[Raw records]
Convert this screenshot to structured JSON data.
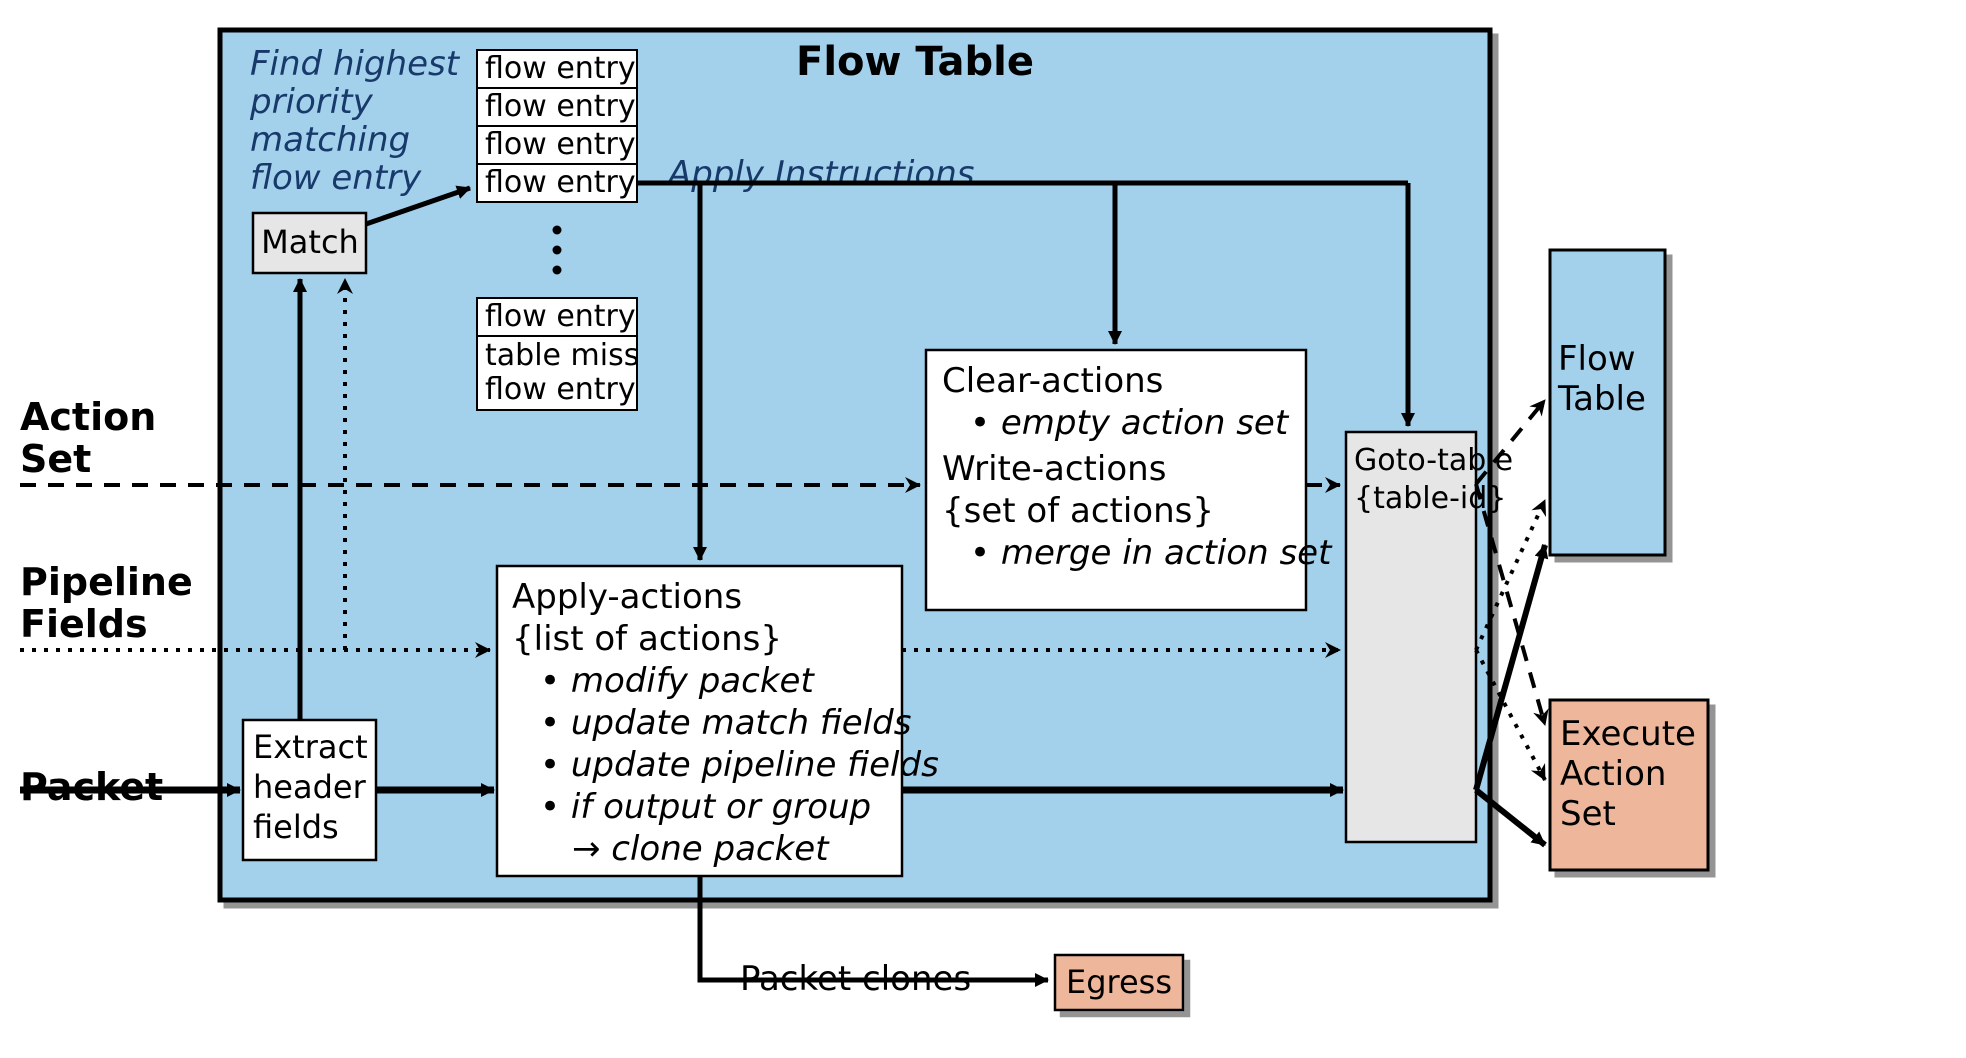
{
  "title": "Flow Table",
  "leftLabels": {
    "actionSet": "Action\nSet",
    "pipelineFields": "Pipeline\nFields",
    "packet": "Packet"
  },
  "annotations": {
    "findHighest": "Find highest\npriority\nmatching\nflow entry",
    "applyInstructions": "Apply Instructions",
    "packetClones": "Packet clones"
  },
  "boxes": {
    "match": "Match",
    "extract": "Extract\nheader\nfields",
    "applyActions": {
      "title": "Apply-actions",
      "subtitle": "{list of actions}",
      "bullets": [
        "modify packet",
        "update match fields",
        "update pipeline fields",
        "if output or group"
      ],
      "lastLine": "→ clone packet"
    },
    "clearWrite": {
      "title1": "Clear-actions",
      "bullet1": "empty action set",
      "title2": "Write-actions",
      "subtitle2": "{set of actions}",
      "bullet2": "merge in action set"
    },
    "gotoTable": "Goto-table\n{table-id}",
    "egress": "Egress",
    "flowTableNext": "Flow\nTable",
    "executeActionSet": "Execute\nAction\nSet"
  },
  "flowEntries": {
    "top": [
      "flow entry",
      "flow entry",
      "flow entry",
      "flow entry"
    ],
    "bottom": [
      "flow entry",
      "table miss\nflow entry"
    ]
  }
}
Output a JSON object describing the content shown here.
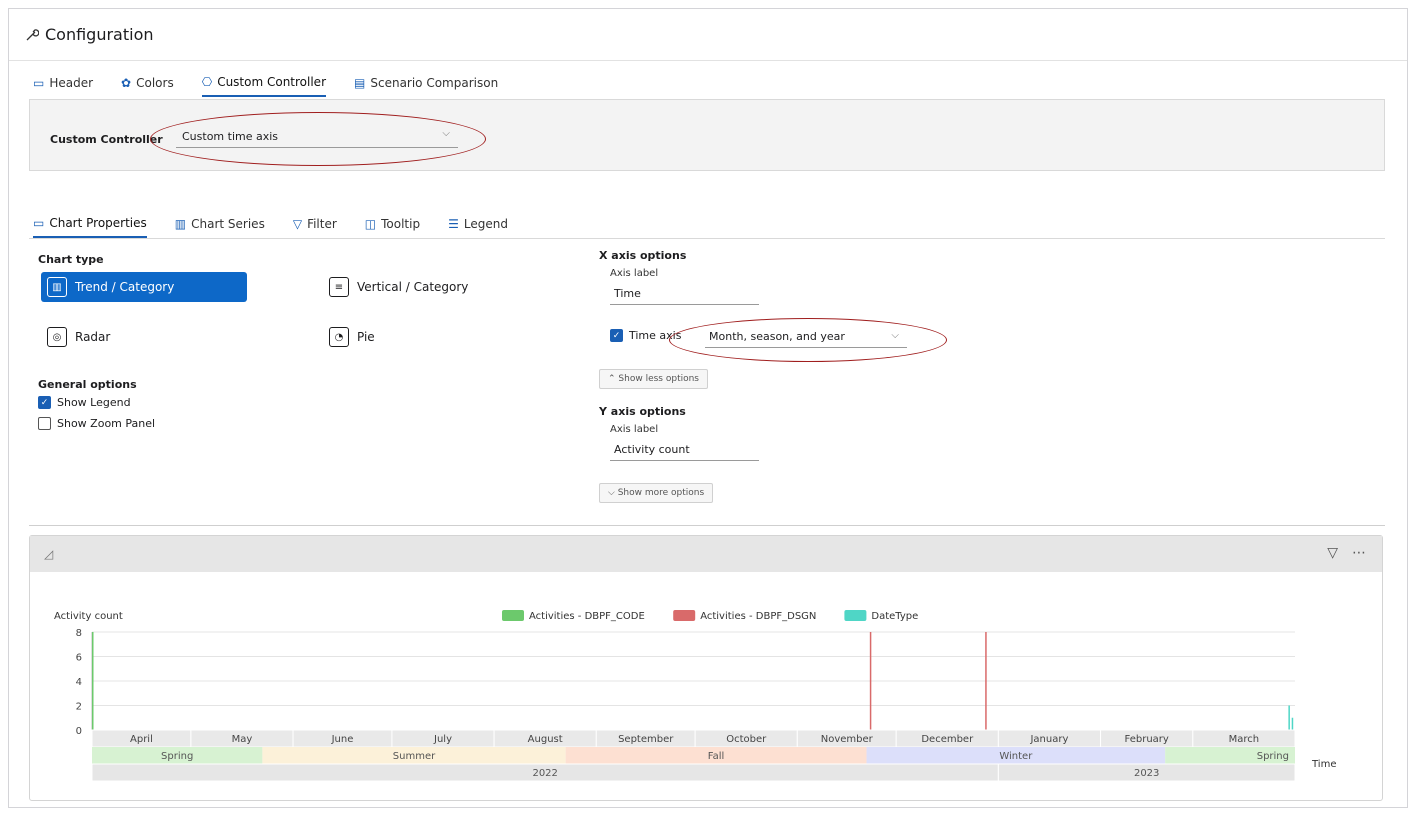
{
  "panel": {
    "title": "Configuration",
    "icon": "wrench-icon"
  },
  "top_tabs": [
    {
      "label": "Header",
      "icon": "window-icon",
      "active": false
    },
    {
      "label": "Colors",
      "icon": "palette-icon",
      "active": false
    },
    {
      "label": "Custom Controller",
      "icon": "controller-icon",
      "active": true
    },
    {
      "label": "Scenario Comparison",
      "icon": "compare-icon",
      "active": false
    }
  ],
  "custom_controller": {
    "label": "Custom Controller",
    "value": "Custom time axis"
  },
  "sub_tabs": [
    {
      "label": "Chart Properties",
      "icon": "properties-icon",
      "active": true
    },
    {
      "label": "Chart Series",
      "icon": "series-icon",
      "active": false
    },
    {
      "label": "Filter",
      "icon": "filter-icon",
      "active": false
    },
    {
      "label": "Tooltip",
      "icon": "tooltip-icon",
      "active": false
    },
    {
      "label": "Legend",
      "icon": "legend-icon",
      "active": false
    }
  ],
  "chart_type": {
    "label": "Chart type",
    "options": [
      {
        "label": "Trend / Category",
        "selected": true
      },
      {
        "label": "Vertical / Category",
        "selected": false
      },
      {
        "label": "Radar",
        "selected": false
      },
      {
        "label": "Pie",
        "selected": false
      }
    ]
  },
  "general_options": {
    "label": "General options",
    "show_legend": {
      "label": "Show Legend",
      "checked": true
    },
    "show_zoom": {
      "label": "Show Zoom Panel",
      "checked": false
    }
  },
  "x_axis": {
    "title": "X axis options",
    "axis_label_caption": "Axis label",
    "axis_label_value": "Time",
    "time_axis": {
      "label": "Time axis",
      "checked": true,
      "value": "Month, season, and year"
    },
    "toggle": "Show less options"
  },
  "y_axis": {
    "title": "Y axis options",
    "axis_label_caption": "Axis label",
    "axis_label_value": "Activity count",
    "toggle": "Show more options"
  },
  "colors": {
    "accent": "#0d68c8",
    "code": "#6cc96c",
    "dsgn": "#d96a6a",
    "datetype": "#4fd6c6",
    "annotation": "#a01e1e"
  },
  "chart_data": {
    "type": "bar",
    "ylabel": "Activity count",
    "xlabel": "Time",
    "ylim": [
      0,
      8
    ],
    "yticks": [
      0,
      2,
      4,
      6,
      8
    ],
    "legend": [
      "Activities - DBPF_CODE",
      "Activities - DBPF_DSGN",
      "DateType"
    ],
    "months": [
      "April",
      "May",
      "June",
      "July",
      "August",
      "September",
      "October",
      "November",
      "December",
      "January",
      "February",
      "March"
    ],
    "seasons": [
      "Spring",
      "Summer",
      "Fall",
      "Winter",
      "Spring"
    ],
    "years": [
      "2022",
      "2023"
    ],
    "series": [
      {
        "name": "Activities - DBPF_CODE",
        "points": [
          {
            "x": "2022-04-01",
            "y": 8
          }
        ]
      },
      {
        "name": "Activities - DBPF_DSGN",
        "points": [
          {
            "x": "2022-11-23",
            "y": 8
          },
          {
            "x": "2022-12-28",
            "y": 8
          }
        ]
      },
      {
        "name": "DateType",
        "points": [
          {
            "x": "2023-03-30",
            "y": 2
          },
          {
            "x": "2023-03-31",
            "y": 1
          }
        ]
      }
    ]
  }
}
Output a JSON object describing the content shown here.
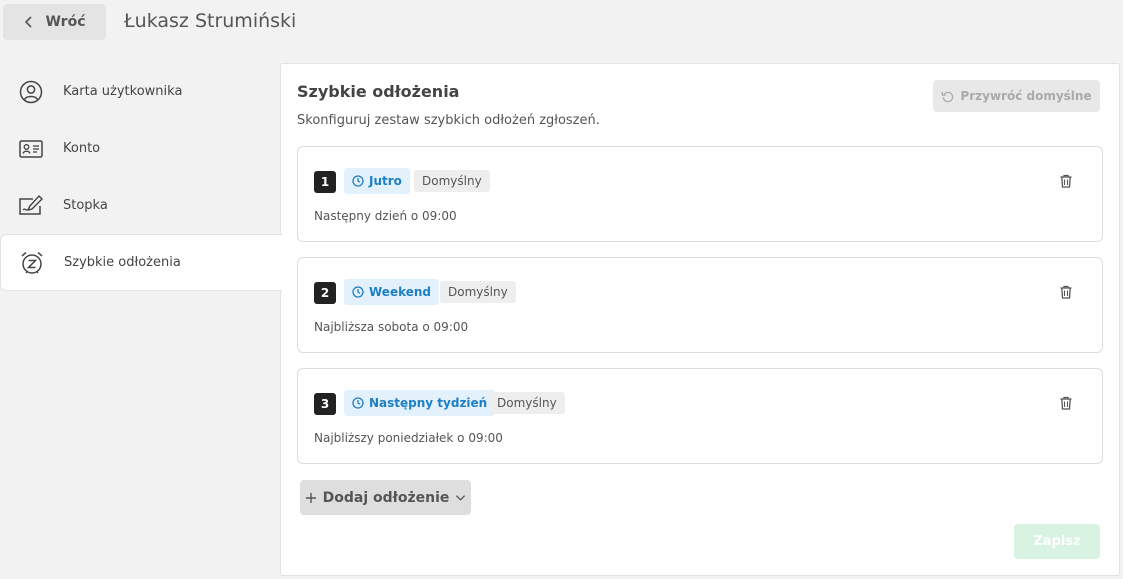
{
  "header": {
    "back_label": "Wróć",
    "user_name": "Łukasz Strumiński"
  },
  "sidebar": {
    "items": [
      {
        "label": "Karta użytkownika",
        "icon": "user-circle-icon"
      },
      {
        "label": "Konto",
        "icon": "id-card-icon"
      },
      {
        "label": "Stopka",
        "icon": "signature-pen-icon"
      },
      {
        "label": "Szybkie odłożenia",
        "icon": "snooze-alarm-icon",
        "active": true
      }
    ]
  },
  "panel": {
    "title": "Szybkie odłożenia",
    "subtitle": "Skonfiguruj zestaw szybkich odłożeń zgłoszeń.",
    "restore_label": "Przywróć domyślne",
    "snoozes": [
      {
        "number": "1",
        "name": "Jutro",
        "badge": "Domyślny",
        "description": "Następny dzień o 09:00"
      },
      {
        "number": "2",
        "name": "Weekend",
        "badge": "Domyślny",
        "description": "Najbliższa sobota o 09:00"
      },
      {
        "number": "3",
        "name": "Następny tydzień",
        "badge": "Domyślny",
        "description": "Najbliższy poniedziałek o 09:00"
      }
    ],
    "add_label": "Dodaj odłożenie",
    "save_label": "Zapisz"
  },
  "colors": {
    "accent_blue": "#1f7fc4",
    "chip_blue_bg": "#e3f1fc",
    "save_disabled": "#d9f3e2"
  }
}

→ DIRECTIONS FOR THIS TASK
The pictures in the entries should be left out; output everything else exactly.

→ SOLUTION FOR THIS EXERCISE
Convert this screenshot to structured JSON data.
{
  "title": "Flow Table",
  "leftLabels": {
    "actionSet": "Action\nSet",
    "pipelineFields": "Pipeline\nFields",
    "packet": "Packet"
  },
  "annotations": {
    "findHighest": "Find highest\npriority\nmatching\nflow entry",
    "applyInstructions": "Apply Instructions",
    "packetClones": "Packet clones"
  },
  "boxes": {
    "match": "Match",
    "extract": "Extract\nheader\nfields",
    "applyActions": {
      "title": "Apply-actions",
      "subtitle": "{list of actions}",
      "bullets": [
        "modify packet",
        "update match fields",
        "update pipeline fields",
        "if output or group"
      ],
      "lastLine": "→ clone packet"
    },
    "clearWrite": {
      "title1": "Clear-actions",
      "bullet1": "empty action set",
      "title2": "Write-actions",
      "subtitle2": "{set of actions}",
      "bullet2": "merge in action set"
    },
    "gotoTable": "Goto-table\n{table-id}",
    "egress": "Egress",
    "flowTableNext": "Flow\nTable",
    "executeActionSet": "Execute\nAction\nSet"
  },
  "flowEntries": {
    "top": [
      "flow entry",
      "flow entry",
      "flow entry",
      "flow entry"
    ],
    "bottom": [
      "flow entry",
      "table miss\nflow entry"
    ]
  }
}
Output a JSON object describing the content shown here.
{
  "panel": {
    "title": "Configuration",
    "icon": "wrench-icon"
  },
  "top_tabs": [
    {
      "label": "Header",
      "icon": "window-icon",
      "active": false
    },
    {
      "label": "Colors",
      "icon": "palette-icon",
      "active": false
    },
    {
      "label": "Custom Controller",
      "icon": "controller-icon",
      "active": true
    },
    {
      "label": "Scenario Comparison",
      "icon": "compare-icon",
      "active": false
    }
  ],
  "custom_controller": {
    "label": "Custom Controller",
    "value": "Custom time axis"
  },
  "sub_tabs": [
    {
      "label": "Chart Properties",
      "icon": "properties-icon",
      "active": true
    },
    {
      "label": "Chart Series",
      "icon": "series-icon",
      "active": false
    },
    {
      "label": "Filter",
      "icon": "filter-icon",
      "active": false
    },
    {
      "label": "Tooltip",
      "icon": "tooltip-icon",
      "active": false
    },
    {
      "label": "Legend",
      "icon": "legend-icon",
      "active": false
    }
  ],
  "chart_type": {
    "label": "Chart type",
    "options": [
      {
        "label": "Trend / Category",
        "selected": true
      },
      {
        "label": "Vertical / Category",
        "selected": false
      },
      {
        "label": "Radar",
        "selected": false
      },
      {
        "label": "Pie",
        "selected": false
      }
    ]
  },
  "general_options": {
    "label": "General options",
    "show_legend": {
      "label": "Show Legend",
      "checked": true
    },
    "show_zoom": {
      "label": "Show Zoom Panel",
      "checked": false
    }
  },
  "x_axis": {
    "title": "X axis options",
    "axis_label_caption": "Axis label",
    "axis_label_value": "Time",
    "time_axis": {
      "label": "Time axis",
      "checked": true,
      "value": "Month, season, and year"
    },
    "toggle": "Show less options"
  },
  "y_axis": {
    "title": "Y axis options",
    "axis_label_caption": "Axis label",
    "axis_label_value": "Activity count",
    "toggle": "Show more options"
  },
  "colors": {
    "accent": "#0d68c8",
    "code": "#6cc96c",
    "dsgn": "#d96a6a",
    "datetype": "#4fd6c6",
    "annotation": "#a01e1e"
  },
  "chart_data": {
    "type": "bar",
    "ylabel": "Activity count",
    "xlabel": "Time",
    "ylim": [
      0,
      8
    ],
    "yticks": [
      0,
      2,
      4,
      6,
      8
    ],
    "legend": [
      "Activities - DBPF_CODE",
      "Activities - DBPF_DSGN",
      "DateType"
    ],
    "months": [
      "April",
      "May",
      "June",
      "July",
      "August",
      "September",
      "October",
      "November",
      "December",
      "January",
      "February",
      "March"
    ],
    "seasons": [
      "Spring",
      "Summer",
      "Fall",
      "Winter",
      "Spring"
    ],
    "years": [
      "2022",
      "2023"
    ],
    "series": [
      {
        "name": "Activities - DBPF_CODE",
        "points": [
          {
            "x": "2022-04-01",
            "y": 8
          }
        ]
      },
      {
        "name": "Activities - DBPF_DSGN",
        "points": [
          {
            "x": "2022-11-23",
            "y": 8
          },
          {
            "x": "2022-12-28",
            "y": 8
          }
        ]
      },
      {
        "name": "DateType",
        "points": [
          {
            "x": "2023-03-30",
            "y": 2
          },
          {
            "x": "2023-03-31",
            "y": 1
          }
        ]
      }
    ]
  }
}
Output a JSON object describing the content shown here.
{
  "header": {
    "back_label": "Wróć",
    "user_name": "Łukasz Strumiński"
  },
  "sidebar": {
    "items": [
      {
        "label": "Karta użytkownika",
        "icon": "user-circle-icon"
      },
      {
        "label": "Konto",
        "icon": "id-card-icon"
      },
      {
        "label": "Stopka",
        "icon": "signature-pen-icon"
      },
      {
        "label": "Szybkie odłożenia",
        "icon": "snooze-alarm-icon",
        "active": true
      }
    ]
  },
  "panel": {
    "title": "Szybkie odłożenia",
    "subtitle": "Skonfiguruj zestaw szybkich odłożeń zgłoszeń.",
    "restore_label": "Przywróć domyślne",
    "snoozes": [
      {
        "number": "1",
        "name": "Jutro",
        "badge": "Domyślny",
        "description": "Następny dzień o 09:00"
      },
      {
        "number": "2",
        "name": "Weekend",
        "badge": "Domyślny",
        "description": "Najbliższa sobota o 09:00"
      },
      {
        "number": "3",
        "name": "Następny tydzień",
        "badge": "Domyślny",
        "description": "Najbliższy poniedziałek o 09:00"
      }
    ],
    "add_label": "Dodaj odłożenie",
    "save_label": "Zapisz"
  },
  "colors": {
    "accent_blue": "#1f7fc4",
    "chip_blue_bg": "#e3f1fc",
    "save_disabled": "#d9f3e2"
  }
}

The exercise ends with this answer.